Short task> Each entry here needs to be set down again exactly, please; pictures are left out.

■ ■ ■ ■

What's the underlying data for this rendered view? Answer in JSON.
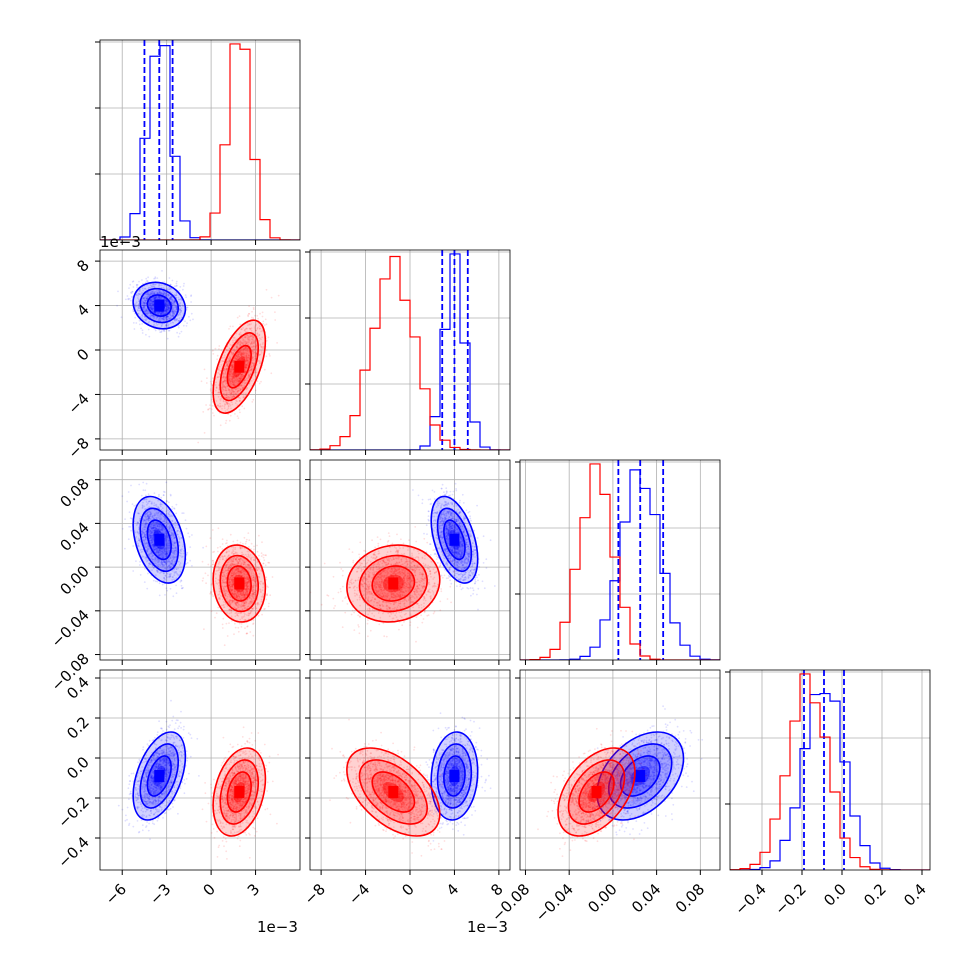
{
  "chart_data": {
    "type": "corner",
    "title": "",
    "grid": true,
    "series": [
      {
        "color": "#0000ff",
        "params": [
          {
            "mean": -0.0035,
            "sd": 0.0008,
            "q": [
              -0.0045,
              -0.0035,
              -0.0026
            ]
          },
          {
            "mean": 0.004,
            "sd": 0.00095,
            "q": [
              0.0029,
              0.004,
              0.0052
            ]
          },
          {
            "mean": 0.025,
            "sd": 0.018,
            "q": [
              0.005,
              0.025,
              0.046
            ]
          },
          {
            "mean": -0.09,
            "sd": 0.1,
            "q": [
              -0.19,
              -0.09,
              0.01
            ]
          }
        ],
        "corr": {
          "1,0": -0.15,
          "2,0": -0.35,
          "2,1": -0.45,
          "3,0": 0.45,
          "3,1": 0.1,
          "3,2": 0.4
        }
      },
      {
        "color": "#ff0000",
        "params": [
          {
            "mean": 0.0019,
            "sd": 0.0008
          },
          {
            "mean": -0.0015,
            "sd": 0.0019
          },
          {
            "mean": -0.015,
            "sd": 0.016
          },
          {
            "mean": -0.17,
            "sd": 0.1
          }
        ],
        "corr": {
          "1,0": 0.55,
          "2,0": -0.1,
          "2,1": 0.1,
          "3,0": 0.3,
          "3,1": -0.5,
          "3,2": 0.45
        }
      }
    ],
    "axes": [
      {
        "range": [
          -0.0075,
          0.006
        ],
        "ticks": [
          -0.006,
          -0.003,
          0,
          0.003
        ],
        "tick_labels": [
          "−6",
          "−3",
          "0",
          "3"
        ],
        "offset_label": "1e−3"
      },
      {
        "range": [
          -0.009,
          0.009
        ],
        "ticks": [
          -0.008,
          -0.004,
          0,
          0.004,
          0.008
        ],
        "tick_labels": [
          "−8",
          "−4",
          "0",
          "4",
          "8"
        ],
        "offset_label": "1e−3"
      },
      {
        "range": [
          -0.085,
          0.098
        ],
        "ticks": [
          -0.08,
          -0.04,
          0,
          0.04,
          0.08
        ],
        "tick_labels": [
          "−0.08",
          "−0.04",
          "0.00",
          "0.04",
          "0.08"
        ],
        "offset_label": ""
      },
      {
        "range": [
          -0.56,
          0.44
        ],
        "ticks": [
          -0.4,
          -0.2,
          0,
          0.2,
          0.4
        ],
        "tick_labels": [
          "−0.4",
          "−0.2",
          "0.0",
          "0.2",
          "0.4"
        ],
        "offset_label": ""
      }
    ]
  }
}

■ ■ ■ ■

Exercise result>
What's the underlying data for this rendered view? Answer in JSON.
{
  "chart_data": {
    "type": "corner",
    "title": "",
    "grid": true,
    "series": [
      {
        "color": "#0000ff",
        "params": [
          {
            "mean": -0.0035,
            "sd": 0.0008,
            "q": [
              -0.0045,
              -0.0035,
              -0.0026
            ]
          },
          {
            "mean": 0.004,
            "sd": 0.00095,
            "q": [
              0.0029,
              0.004,
              0.0052
            ]
          },
          {
            "mean": 0.025,
            "sd": 0.018,
            "q": [
              0.005,
              0.025,
              0.046
            ]
          },
          {
            "mean": -0.09,
            "sd": 0.1,
            "q": [
              -0.19,
              -0.09,
              0.01
            ]
          }
        ],
        "corr": {
          "1,0": -0.15,
          "2,0": -0.35,
          "2,1": -0.45,
          "3,0": 0.45,
          "3,1": 0.1,
          "3,2": 0.4
        }
      },
      {
        "color": "#ff0000",
        "params": [
          {
            "mean": 0.0019,
            "sd": 0.0008
          },
          {
            "mean": -0.0015,
            "sd": 0.0019
          },
          {
            "mean": -0.015,
            "sd": 0.016
          },
          {
            "mean": -0.17,
            "sd": 0.1
          }
        ],
        "corr": {
          "1,0": 0.55,
          "2,0": -0.1,
          "2,1": 0.1,
          "3,0": 0.3,
          "3,1": -0.5,
          "3,2": 0.45
        }
      }
    ],
    "axes": [
      {
        "range": [
          -0.0075,
          0.006
        ],
        "ticks": [
          -0.006,
          -0.003,
          0,
          0.003
        ],
        "tick_labels": [
          "−6",
          "−3",
          "0",
          "3"
        ],
        "offset_label": "1e−3"
      },
      {
        "range": [
          -0.009,
          0.009
        ],
        "ticks": [
          -0.008,
          -0.004,
          0,
          0.004,
          0.008
        ],
        "tick_labels": [
          "−8",
          "−4",
          "0",
          "4",
          "8"
        ],
        "offset_label": "1e−3"
      },
      {
        "range": [
          -0.085,
          0.098
        ],
        "ticks": [
          -0.08,
          -0.04,
          0,
          0.04,
          0.08
        ],
        "tick_labels": [
          "−0.08",
          "−0.04",
          "0.00",
          "0.04",
          "0.08"
        ],
        "offset_label": ""
      },
      {
        "range": [
          -0.56,
          0.44
        ],
        "ticks": [
          -0.4,
          -0.2,
          0,
          0.2,
          0.4
        ],
        "tick_labels": [
          "−0.4",
          "−0.2",
          "0.0",
          "0.2",
          "0.4"
        ],
        "offset_label": ""
      }
    ]
  }
}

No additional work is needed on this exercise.